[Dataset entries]
_ _ _

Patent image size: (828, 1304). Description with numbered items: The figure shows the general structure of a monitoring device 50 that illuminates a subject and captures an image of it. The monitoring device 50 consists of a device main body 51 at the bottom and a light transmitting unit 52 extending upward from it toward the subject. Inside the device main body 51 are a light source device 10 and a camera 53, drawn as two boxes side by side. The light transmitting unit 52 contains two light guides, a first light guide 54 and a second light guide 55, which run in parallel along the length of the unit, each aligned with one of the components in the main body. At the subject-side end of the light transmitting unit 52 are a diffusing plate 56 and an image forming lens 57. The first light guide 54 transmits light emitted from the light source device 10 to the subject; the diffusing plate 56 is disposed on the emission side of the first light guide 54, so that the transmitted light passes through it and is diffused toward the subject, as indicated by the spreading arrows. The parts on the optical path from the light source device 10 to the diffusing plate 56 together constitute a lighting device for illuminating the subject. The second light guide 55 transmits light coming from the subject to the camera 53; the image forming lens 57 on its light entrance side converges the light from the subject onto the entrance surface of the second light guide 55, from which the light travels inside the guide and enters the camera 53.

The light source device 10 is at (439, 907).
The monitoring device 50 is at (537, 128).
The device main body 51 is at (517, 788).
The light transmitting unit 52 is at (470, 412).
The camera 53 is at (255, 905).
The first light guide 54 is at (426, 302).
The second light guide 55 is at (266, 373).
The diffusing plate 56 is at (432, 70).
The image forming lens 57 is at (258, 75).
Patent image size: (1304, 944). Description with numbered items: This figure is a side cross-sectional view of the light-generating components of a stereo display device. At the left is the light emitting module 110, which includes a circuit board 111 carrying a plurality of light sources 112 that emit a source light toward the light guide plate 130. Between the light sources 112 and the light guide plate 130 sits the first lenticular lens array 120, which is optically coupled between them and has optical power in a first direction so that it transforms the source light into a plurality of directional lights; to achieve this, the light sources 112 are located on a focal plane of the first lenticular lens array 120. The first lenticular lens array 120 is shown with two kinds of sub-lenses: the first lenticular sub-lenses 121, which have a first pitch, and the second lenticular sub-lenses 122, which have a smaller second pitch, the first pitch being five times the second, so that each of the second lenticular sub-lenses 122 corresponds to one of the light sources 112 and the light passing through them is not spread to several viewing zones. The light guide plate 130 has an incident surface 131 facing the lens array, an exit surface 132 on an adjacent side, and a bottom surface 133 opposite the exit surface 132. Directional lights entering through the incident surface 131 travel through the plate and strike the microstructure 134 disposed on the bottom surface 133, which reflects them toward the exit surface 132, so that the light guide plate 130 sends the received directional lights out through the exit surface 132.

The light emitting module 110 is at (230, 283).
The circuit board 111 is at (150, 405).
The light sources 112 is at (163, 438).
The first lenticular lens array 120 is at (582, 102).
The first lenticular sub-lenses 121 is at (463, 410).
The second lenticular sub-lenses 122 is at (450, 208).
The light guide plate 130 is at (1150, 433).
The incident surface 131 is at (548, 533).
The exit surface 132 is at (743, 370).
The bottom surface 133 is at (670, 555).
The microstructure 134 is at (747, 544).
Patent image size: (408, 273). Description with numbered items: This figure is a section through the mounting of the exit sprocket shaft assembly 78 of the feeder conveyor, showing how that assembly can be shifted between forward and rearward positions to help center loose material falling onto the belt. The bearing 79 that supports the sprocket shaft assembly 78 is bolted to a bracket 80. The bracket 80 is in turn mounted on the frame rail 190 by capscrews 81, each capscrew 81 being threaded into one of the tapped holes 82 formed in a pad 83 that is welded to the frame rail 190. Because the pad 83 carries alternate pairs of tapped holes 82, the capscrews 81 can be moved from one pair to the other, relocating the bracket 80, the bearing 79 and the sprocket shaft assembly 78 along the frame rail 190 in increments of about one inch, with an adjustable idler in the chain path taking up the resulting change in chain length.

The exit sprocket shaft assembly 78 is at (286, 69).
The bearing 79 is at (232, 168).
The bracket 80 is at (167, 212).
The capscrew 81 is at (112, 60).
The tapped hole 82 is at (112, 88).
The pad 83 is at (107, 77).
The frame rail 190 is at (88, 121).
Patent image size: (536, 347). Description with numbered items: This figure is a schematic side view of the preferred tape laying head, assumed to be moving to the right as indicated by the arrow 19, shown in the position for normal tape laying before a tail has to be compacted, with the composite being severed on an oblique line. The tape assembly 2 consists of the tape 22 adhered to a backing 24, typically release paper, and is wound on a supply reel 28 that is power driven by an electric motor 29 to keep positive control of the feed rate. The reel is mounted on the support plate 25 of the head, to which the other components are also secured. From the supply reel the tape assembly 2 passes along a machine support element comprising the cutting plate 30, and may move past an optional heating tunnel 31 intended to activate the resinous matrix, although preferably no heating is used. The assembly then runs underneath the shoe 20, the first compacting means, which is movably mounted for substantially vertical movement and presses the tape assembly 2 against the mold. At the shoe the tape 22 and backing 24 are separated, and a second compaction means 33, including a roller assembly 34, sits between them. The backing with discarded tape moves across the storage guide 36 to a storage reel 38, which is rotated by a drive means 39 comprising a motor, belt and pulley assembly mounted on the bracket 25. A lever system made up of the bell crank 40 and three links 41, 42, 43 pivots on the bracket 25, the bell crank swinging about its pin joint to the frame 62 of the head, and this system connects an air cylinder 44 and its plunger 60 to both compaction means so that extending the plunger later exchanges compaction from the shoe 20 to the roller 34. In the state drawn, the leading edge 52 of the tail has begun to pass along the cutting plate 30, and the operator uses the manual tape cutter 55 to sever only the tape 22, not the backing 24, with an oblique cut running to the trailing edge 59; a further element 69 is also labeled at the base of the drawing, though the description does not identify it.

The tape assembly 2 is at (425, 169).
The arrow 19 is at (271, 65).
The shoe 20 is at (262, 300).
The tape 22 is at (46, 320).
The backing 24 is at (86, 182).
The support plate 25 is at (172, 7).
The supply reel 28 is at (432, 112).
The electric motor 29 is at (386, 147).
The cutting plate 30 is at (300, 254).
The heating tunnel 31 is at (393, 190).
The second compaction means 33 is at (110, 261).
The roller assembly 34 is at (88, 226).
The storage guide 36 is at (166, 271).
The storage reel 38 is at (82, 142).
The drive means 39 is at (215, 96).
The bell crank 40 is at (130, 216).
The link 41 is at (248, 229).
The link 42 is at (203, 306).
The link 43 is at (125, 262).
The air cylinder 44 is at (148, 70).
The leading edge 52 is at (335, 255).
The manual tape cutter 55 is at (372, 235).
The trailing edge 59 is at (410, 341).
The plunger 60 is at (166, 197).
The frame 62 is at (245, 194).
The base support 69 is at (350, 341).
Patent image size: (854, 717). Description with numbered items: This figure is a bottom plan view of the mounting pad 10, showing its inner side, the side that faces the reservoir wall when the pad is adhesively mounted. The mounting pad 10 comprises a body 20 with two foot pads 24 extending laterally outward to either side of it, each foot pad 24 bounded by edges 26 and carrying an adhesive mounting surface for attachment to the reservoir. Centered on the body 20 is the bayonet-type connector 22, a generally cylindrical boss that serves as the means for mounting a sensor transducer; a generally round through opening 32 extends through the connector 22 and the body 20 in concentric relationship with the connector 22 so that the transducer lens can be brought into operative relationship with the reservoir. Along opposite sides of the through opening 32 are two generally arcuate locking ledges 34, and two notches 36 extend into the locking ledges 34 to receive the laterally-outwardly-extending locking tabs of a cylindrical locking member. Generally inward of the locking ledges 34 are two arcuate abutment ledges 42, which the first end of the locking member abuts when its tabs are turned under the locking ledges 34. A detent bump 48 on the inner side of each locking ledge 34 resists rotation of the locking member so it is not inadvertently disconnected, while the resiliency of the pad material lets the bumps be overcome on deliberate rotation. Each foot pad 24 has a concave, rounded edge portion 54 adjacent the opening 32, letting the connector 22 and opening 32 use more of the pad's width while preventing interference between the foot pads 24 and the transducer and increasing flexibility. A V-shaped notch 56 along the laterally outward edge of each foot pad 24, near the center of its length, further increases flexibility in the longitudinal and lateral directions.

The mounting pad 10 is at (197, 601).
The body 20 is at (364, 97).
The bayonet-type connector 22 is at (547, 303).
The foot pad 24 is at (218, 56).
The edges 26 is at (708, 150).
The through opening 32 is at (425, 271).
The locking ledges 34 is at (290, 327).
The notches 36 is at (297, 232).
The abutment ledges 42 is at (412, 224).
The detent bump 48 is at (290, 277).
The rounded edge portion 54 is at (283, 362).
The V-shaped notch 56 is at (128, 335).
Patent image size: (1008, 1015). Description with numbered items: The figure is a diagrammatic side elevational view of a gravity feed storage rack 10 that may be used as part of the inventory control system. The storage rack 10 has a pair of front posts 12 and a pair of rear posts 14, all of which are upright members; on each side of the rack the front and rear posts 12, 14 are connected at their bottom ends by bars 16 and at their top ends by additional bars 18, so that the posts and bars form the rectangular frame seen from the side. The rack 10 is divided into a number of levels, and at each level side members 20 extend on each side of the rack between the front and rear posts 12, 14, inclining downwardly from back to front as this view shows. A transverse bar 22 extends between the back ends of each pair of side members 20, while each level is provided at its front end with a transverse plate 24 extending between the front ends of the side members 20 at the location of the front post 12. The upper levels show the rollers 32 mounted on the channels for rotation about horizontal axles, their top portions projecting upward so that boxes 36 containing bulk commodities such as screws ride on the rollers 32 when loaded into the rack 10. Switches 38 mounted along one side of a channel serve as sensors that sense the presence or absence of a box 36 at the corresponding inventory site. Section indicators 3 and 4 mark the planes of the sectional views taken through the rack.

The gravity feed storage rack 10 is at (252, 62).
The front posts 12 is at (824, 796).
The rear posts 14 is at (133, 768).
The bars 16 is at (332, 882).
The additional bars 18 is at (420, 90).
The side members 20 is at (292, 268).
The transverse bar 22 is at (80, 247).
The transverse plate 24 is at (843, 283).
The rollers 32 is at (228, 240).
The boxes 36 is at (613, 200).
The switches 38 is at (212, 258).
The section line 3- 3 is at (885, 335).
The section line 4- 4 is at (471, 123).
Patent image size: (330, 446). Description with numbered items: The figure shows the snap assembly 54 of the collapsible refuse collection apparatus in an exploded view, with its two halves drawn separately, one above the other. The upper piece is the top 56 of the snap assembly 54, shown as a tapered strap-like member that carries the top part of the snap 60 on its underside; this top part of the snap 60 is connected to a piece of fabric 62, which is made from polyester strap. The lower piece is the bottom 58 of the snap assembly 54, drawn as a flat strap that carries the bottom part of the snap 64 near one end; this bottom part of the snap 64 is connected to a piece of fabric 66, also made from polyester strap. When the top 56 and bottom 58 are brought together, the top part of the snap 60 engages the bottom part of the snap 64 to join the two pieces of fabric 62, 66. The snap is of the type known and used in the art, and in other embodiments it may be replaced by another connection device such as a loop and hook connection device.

_ _ _

To be done:
Which lines of the entries above contain the string "capscrew"? Show each of those lines in full, treating uppercase and lowercase as distinct.

Correct result:
Patent image size: (408, 273). Description with numbered items: This figure is a section through the mounting of the exit sprocket shaft assembly 78 of the feeder conveyor, showing how that assembly can be shifted between forward and rearward positions to help center loose material falling onto the belt. The bearing 79 that supports the sprocket shaft assembly 78 is bolted to a bracket 80. The bracket 80 is in turn mounted on the frame rail 190 by capscrews 81, each capscrew 81 being threaded into one of the tapped holes 82 formed in a pad 83 that is welded to the frame rail 190. Because the pad 83 carries alternate pairs of tapped holes 82, the capscrews 81 can be moved from one pair to the other, relocating the bracket 80, the bearing 79 and the sprocket shaft assembly 78 along the frame rail 190 in increments of about one inch, with an adjustable idler in the chain path taking up the resulting change in chain length.
The capscrew 81 is at (112, 60).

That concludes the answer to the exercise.